Work to do
Each line of the data that includes the string "Papillary" is to be copied out.

Supplied data

* BEGIN *

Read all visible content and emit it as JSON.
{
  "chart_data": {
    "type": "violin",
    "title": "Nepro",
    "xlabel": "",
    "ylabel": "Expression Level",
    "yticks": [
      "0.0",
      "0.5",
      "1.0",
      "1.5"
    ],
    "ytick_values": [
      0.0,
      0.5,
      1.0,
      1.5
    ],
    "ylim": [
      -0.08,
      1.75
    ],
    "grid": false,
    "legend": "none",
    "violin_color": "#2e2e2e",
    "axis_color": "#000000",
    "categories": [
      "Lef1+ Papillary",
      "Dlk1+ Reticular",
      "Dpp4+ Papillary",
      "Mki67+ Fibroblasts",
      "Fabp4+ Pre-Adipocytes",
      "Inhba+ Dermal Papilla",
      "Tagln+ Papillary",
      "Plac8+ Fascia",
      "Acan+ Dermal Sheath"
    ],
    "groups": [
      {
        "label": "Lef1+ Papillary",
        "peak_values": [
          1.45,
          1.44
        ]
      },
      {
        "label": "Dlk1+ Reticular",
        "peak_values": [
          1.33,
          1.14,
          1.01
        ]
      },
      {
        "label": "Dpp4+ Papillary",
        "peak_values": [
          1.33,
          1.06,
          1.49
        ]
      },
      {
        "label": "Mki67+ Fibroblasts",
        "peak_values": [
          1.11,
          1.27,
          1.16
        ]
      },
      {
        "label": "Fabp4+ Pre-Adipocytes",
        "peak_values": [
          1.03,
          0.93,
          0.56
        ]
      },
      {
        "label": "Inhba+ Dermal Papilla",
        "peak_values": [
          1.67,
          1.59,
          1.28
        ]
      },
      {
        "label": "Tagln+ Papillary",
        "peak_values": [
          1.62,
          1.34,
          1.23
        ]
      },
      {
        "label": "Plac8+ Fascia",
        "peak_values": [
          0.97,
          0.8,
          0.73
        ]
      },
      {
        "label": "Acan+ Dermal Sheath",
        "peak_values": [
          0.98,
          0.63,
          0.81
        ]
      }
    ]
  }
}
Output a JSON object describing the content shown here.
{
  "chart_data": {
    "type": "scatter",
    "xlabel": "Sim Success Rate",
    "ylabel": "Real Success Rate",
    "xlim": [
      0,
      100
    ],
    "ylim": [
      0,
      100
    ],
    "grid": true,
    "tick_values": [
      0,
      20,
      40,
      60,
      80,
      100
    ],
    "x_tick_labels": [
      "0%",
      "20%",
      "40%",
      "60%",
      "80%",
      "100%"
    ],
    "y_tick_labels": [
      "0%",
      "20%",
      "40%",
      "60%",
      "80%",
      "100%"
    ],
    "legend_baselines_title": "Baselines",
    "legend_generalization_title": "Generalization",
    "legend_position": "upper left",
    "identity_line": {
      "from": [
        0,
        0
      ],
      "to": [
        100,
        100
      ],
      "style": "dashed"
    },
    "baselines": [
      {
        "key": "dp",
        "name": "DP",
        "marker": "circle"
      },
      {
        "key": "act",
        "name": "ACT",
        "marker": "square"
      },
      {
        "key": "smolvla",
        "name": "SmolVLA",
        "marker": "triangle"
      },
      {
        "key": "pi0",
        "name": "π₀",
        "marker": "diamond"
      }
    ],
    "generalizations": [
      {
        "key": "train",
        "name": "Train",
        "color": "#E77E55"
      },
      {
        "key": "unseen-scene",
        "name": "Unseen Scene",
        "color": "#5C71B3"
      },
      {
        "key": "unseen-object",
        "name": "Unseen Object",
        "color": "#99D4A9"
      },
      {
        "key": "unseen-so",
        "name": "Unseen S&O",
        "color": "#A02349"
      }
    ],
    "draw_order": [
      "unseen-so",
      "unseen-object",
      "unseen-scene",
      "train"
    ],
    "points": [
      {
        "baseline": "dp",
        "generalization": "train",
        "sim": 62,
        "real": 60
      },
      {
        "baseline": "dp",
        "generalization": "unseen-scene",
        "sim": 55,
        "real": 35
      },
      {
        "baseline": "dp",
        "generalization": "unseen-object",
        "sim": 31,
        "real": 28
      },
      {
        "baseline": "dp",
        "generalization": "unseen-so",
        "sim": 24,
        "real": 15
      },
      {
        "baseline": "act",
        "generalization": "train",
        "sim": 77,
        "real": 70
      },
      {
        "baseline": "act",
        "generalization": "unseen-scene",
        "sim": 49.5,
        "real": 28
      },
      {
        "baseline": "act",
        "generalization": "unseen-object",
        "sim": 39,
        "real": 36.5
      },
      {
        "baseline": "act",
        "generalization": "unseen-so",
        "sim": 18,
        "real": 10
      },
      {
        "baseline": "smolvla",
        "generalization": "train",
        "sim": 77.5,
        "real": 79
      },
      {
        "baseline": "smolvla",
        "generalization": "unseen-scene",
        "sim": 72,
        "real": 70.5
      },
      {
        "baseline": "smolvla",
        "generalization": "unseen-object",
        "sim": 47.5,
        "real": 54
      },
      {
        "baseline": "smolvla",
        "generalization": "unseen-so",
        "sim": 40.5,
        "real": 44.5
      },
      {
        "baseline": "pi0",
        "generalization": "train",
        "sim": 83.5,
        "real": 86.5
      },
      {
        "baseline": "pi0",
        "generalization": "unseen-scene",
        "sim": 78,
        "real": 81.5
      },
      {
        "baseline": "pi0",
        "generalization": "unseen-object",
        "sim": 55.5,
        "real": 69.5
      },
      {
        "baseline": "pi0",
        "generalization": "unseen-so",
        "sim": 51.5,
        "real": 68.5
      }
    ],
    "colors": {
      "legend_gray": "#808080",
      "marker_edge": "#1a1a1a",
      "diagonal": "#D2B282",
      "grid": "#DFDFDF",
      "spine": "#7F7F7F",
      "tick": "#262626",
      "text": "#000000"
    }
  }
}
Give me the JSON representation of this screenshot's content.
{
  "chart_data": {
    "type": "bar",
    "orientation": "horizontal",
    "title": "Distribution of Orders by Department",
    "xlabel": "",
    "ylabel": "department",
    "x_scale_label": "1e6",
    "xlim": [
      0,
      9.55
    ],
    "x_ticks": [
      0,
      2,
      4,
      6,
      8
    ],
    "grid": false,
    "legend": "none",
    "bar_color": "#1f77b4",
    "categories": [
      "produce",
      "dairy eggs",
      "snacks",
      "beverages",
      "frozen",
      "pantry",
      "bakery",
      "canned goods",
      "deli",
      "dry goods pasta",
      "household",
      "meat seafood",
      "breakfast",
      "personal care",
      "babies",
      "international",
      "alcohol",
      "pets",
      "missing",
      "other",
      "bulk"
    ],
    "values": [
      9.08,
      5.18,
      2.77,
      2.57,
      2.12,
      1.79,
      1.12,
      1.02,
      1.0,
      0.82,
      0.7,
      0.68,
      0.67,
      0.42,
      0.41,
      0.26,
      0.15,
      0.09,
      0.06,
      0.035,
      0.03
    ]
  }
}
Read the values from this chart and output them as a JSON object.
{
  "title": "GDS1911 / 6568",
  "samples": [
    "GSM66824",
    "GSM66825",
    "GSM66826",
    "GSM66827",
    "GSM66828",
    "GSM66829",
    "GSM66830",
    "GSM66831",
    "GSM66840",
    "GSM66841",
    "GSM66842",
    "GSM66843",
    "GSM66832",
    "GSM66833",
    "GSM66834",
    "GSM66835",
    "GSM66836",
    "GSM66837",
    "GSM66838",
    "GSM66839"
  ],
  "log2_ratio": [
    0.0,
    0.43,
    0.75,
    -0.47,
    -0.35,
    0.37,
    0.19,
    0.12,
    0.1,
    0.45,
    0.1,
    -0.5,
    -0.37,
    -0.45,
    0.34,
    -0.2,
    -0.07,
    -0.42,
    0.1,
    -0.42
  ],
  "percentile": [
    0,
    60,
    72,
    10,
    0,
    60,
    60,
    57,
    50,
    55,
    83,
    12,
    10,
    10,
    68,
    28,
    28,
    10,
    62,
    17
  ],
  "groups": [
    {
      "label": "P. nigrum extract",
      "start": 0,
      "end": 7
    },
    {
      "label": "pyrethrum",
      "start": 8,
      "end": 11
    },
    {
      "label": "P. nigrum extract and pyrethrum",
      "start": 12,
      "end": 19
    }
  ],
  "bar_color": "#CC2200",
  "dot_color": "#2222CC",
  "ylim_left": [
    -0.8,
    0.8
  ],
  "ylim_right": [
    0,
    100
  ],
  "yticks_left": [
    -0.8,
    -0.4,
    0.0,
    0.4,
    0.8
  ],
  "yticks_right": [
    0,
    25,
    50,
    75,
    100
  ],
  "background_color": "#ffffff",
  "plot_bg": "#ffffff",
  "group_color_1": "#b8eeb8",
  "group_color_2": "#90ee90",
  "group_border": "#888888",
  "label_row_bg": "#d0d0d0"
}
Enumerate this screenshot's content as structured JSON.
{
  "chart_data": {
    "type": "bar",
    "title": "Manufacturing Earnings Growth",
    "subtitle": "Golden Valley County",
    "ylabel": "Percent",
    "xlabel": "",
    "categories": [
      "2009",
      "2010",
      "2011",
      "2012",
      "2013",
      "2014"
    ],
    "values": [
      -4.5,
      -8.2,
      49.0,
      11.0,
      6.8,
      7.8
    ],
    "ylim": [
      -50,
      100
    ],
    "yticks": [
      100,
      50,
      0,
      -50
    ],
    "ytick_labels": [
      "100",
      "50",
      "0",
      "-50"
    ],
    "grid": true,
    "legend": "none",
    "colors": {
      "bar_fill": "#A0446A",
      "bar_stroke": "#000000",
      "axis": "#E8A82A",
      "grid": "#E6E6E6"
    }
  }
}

* END *

In response
      "Lef1+ Papillary",
      "Dpp4+ Papillary",
      "Tagln+ Papillary",
        "label": "Lef1+ Papillary",
        "label": "Dpp4+ Papillary",
        "label": "Tagln+ Papillary",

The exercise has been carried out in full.